── DATASET EXCERPTS ──

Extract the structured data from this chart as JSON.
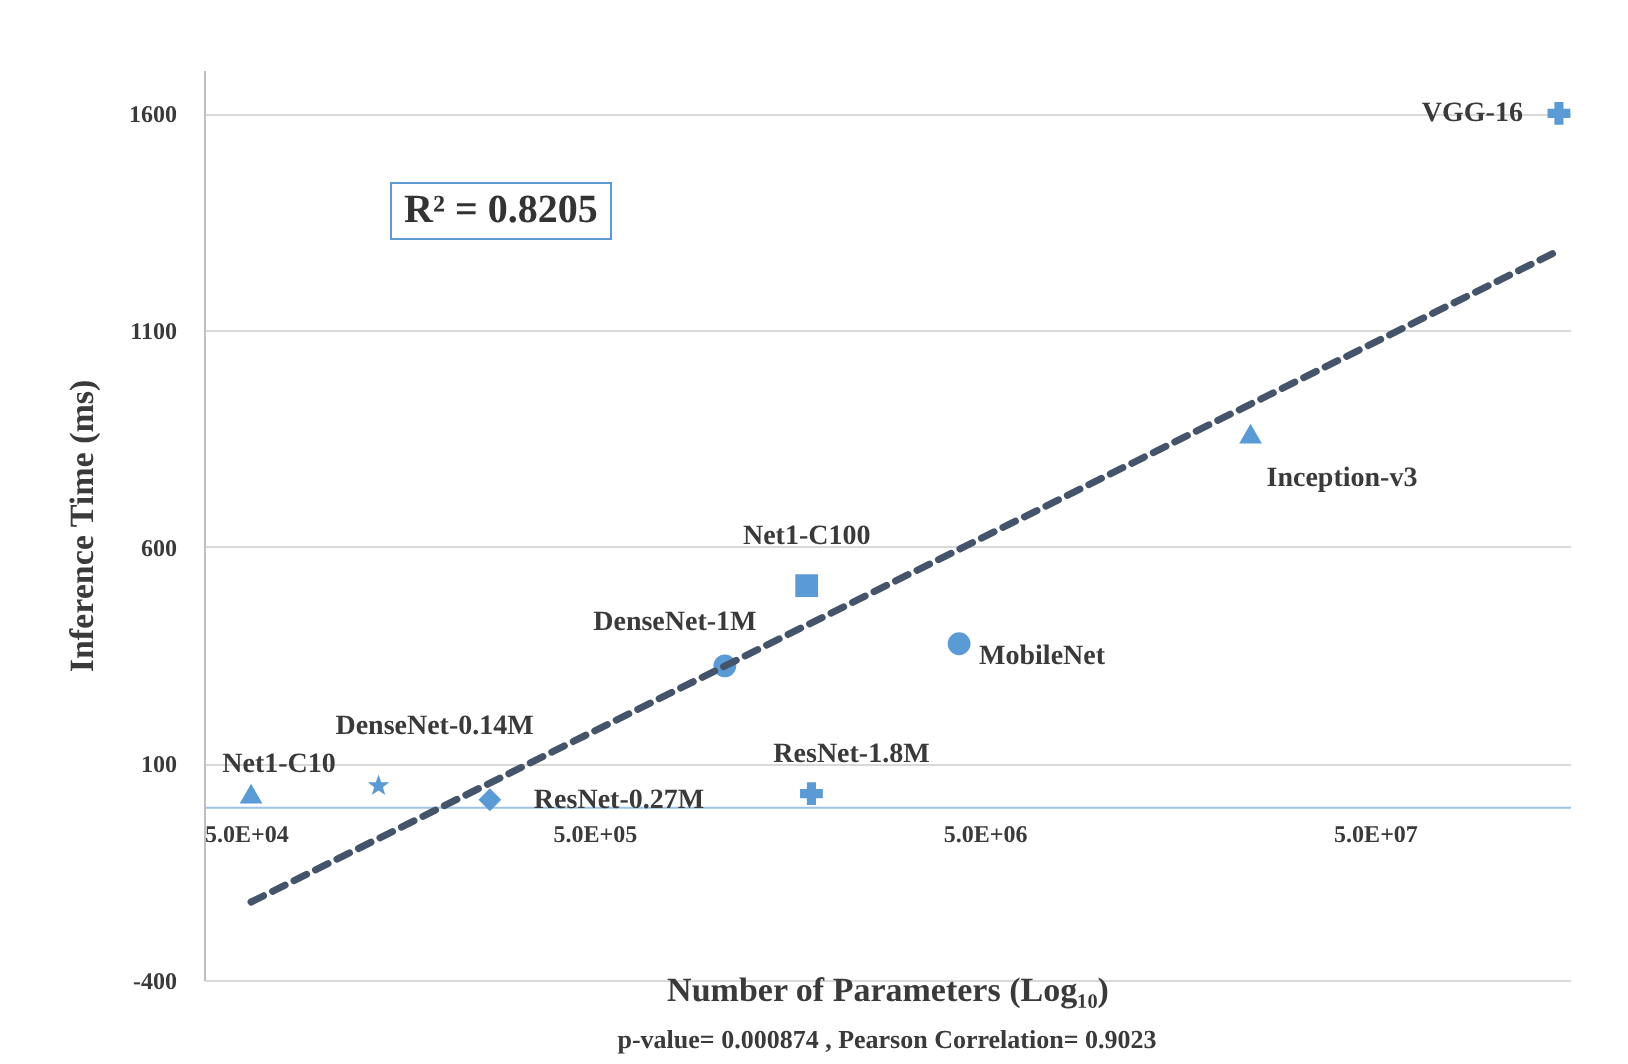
{
  "chart_data": {
    "type": "scatter",
    "xlabel": "Number of Parameters (Log₁₀)",
    "ylabel": "Inference Time (ms)",
    "log": "x",
    "xlim": [
      50000,
      158000000
    ],
    "ylim": [
      -400,
      1700
    ],
    "xticks": [
      {
        "value": 50000,
        "label": "5.0E+04"
      },
      {
        "value": 500000,
        "label": "5.0E+05"
      },
      {
        "value": 5000000,
        "label": "5.0E+06"
      },
      {
        "value": 50000000,
        "label": "5.0E+07"
      }
    ],
    "yticks": [
      -400,
      100,
      600,
      1100,
      1600
    ],
    "grid": "y",
    "series": [
      {
        "name": "Net1-C10",
        "color": "#5b9bd5",
        "marker": "triangle",
        "x": [
          66000
        ],
        "values": [
          30
        ]
      },
      {
        "name": "DenseNet-0.14M",
        "color": "#5b9bd5",
        "marker": "star",
        "x": [
          140000
        ],
        "values": [
          48
        ]
      },
      {
        "name": "ResNet-0.27M",
        "color": "#5b9bd5",
        "marker": "diamond",
        "x": [
          270000
        ],
        "values": [
          16
        ]
      },
      {
        "name": "DenseNet-1M",
        "color": "#5b9bd5",
        "marker": "circle",
        "x": [
          1080000
        ],
        "values": [
          325
        ]
      },
      {
        "name": "Net1-C100",
        "color": "#5b9bd5",
        "marker": "square",
        "x": [
          1750000
        ],
        "values": [
          510
        ]
      },
      {
        "name": "ResNet-1.8M",
        "color": "#5b9bd5",
        "marker": "cross",
        "x": [
          1800000
        ],
        "values": [
          30
        ]
      },
      {
        "name": "MobileNet",
        "color": "#5b9bd5",
        "marker": "circle",
        "x": [
          4300000
        ],
        "values": [
          376
        ]
      },
      {
        "name": "Inception-v3",
        "color": "#5b9bd5",
        "marker": "triangle",
        "x": [
          24000000
        ],
        "values": [
          861
        ]
      },
      {
        "name": "VGG-16",
        "color": "#5b9bd5",
        "marker": "cross",
        "x": [
          148000000
        ],
        "values": [
          1600
        ]
      },
      {
        "type": "line",
        "color": "#44546a",
        "line_style": "dashed",
        "marker": "none",
        "x": [
          66000,
          150000000
        ],
        "values": [
          -220,
          1286
        ]
      }
    ],
    "annotations": [
      "R² = 0.8205",
      "p-value= 0.000874 , Pearson Correlation= 0.9023"
    ]
  }
}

───

*WRITTEN PROBLEM*
The material above must be printed exactly, with its pictures left out.

*ANSWER TO THIS EXERCISE*
Extract the structured data from this chart as JSON.
{
  "chart_data": {
    "type": "scatter",
    "xlabel": "Number of Parameters (Log₁₀)",
    "ylabel": "Inference Time (ms)",
    "log": "x",
    "xlim": [
      50000,
      158000000
    ],
    "ylim": [
      -400,
      1700
    ],
    "xticks": [
      {
        "value": 50000,
        "label": "5.0E+04"
      },
      {
        "value": 500000,
        "label": "5.0E+05"
      },
      {
        "value": 5000000,
        "label": "5.0E+06"
      },
      {
        "value": 50000000,
        "label": "5.0E+07"
      }
    ],
    "yticks": [
      -400,
      100,
      600,
      1100,
      1600
    ],
    "grid": "y",
    "series": [
      {
        "name": "Net1-C10",
        "color": "#5b9bd5",
        "marker": "triangle",
        "x": [
          66000
        ],
        "values": [
          30
        ]
      },
      {
        "name": "DenseNet-0.14M",
        "color": "#5b9bd5",
        "marker": "star",
        "x": [
          140000
        ],
        "values": [
          48
        ]
      },
      {
        "name": "ResNet-0.27M",
        "color": "#5b9bd5",
        "marker": "diamond",
        "x": [
          270000
        ],
        "values": [
          16
        ]
      },
      {
        "name": "DenseNet-1M",
        "color": "#5b9bd5",
        "marker": "circle",
        "x": [
          1080000
        ],
        "values": [
          325
        ]
      },
      {
        "name": "Net1-C100",
        "color": "#5b9bd5",
        "marker": "square",
        "x": [
          1750000
        ],
        "values": [
          510
        ]
      },
      {
        "name": "ResNet-1.8M",
        "color": "#5b9bd5",
        "marker": "cross",
        "x": [
          1800000
        ],
        "values": [
          30
        ]
      },
      {
        "name": "MobileNet",
        "color": "#5b9bd5",
        "marker": "circle",
        "x": [
          4300000
        ],
        "values": [
          376
        ]
      },
      {
        "name": "Inception-v3",
        "color": "#5b9bd5",
        "marker": "triangle",
        "x": [
          24000000
        ],
        "values": [
          861
        ]
      },
      {
        "name": "VGG-16",
        "color": "#5b9bd5",
        "marker": "cross",
        "x": [
          148000000
        ],
        "values": [
          1600
        ]
      },
      {
        "type": "line",
        "color": "#44546a",
        "line_style": "dashed",
        "marker": "none",
        "x": [
          66000,
          150000000
        ],
        "values": [
          -220,
          1286
        ]
      }
    ],
    "annotations": [
      "R² = 0.8205",
      "p-value= 0.000874 , Pearson Correlation= 0.9023"
    ]
  }
}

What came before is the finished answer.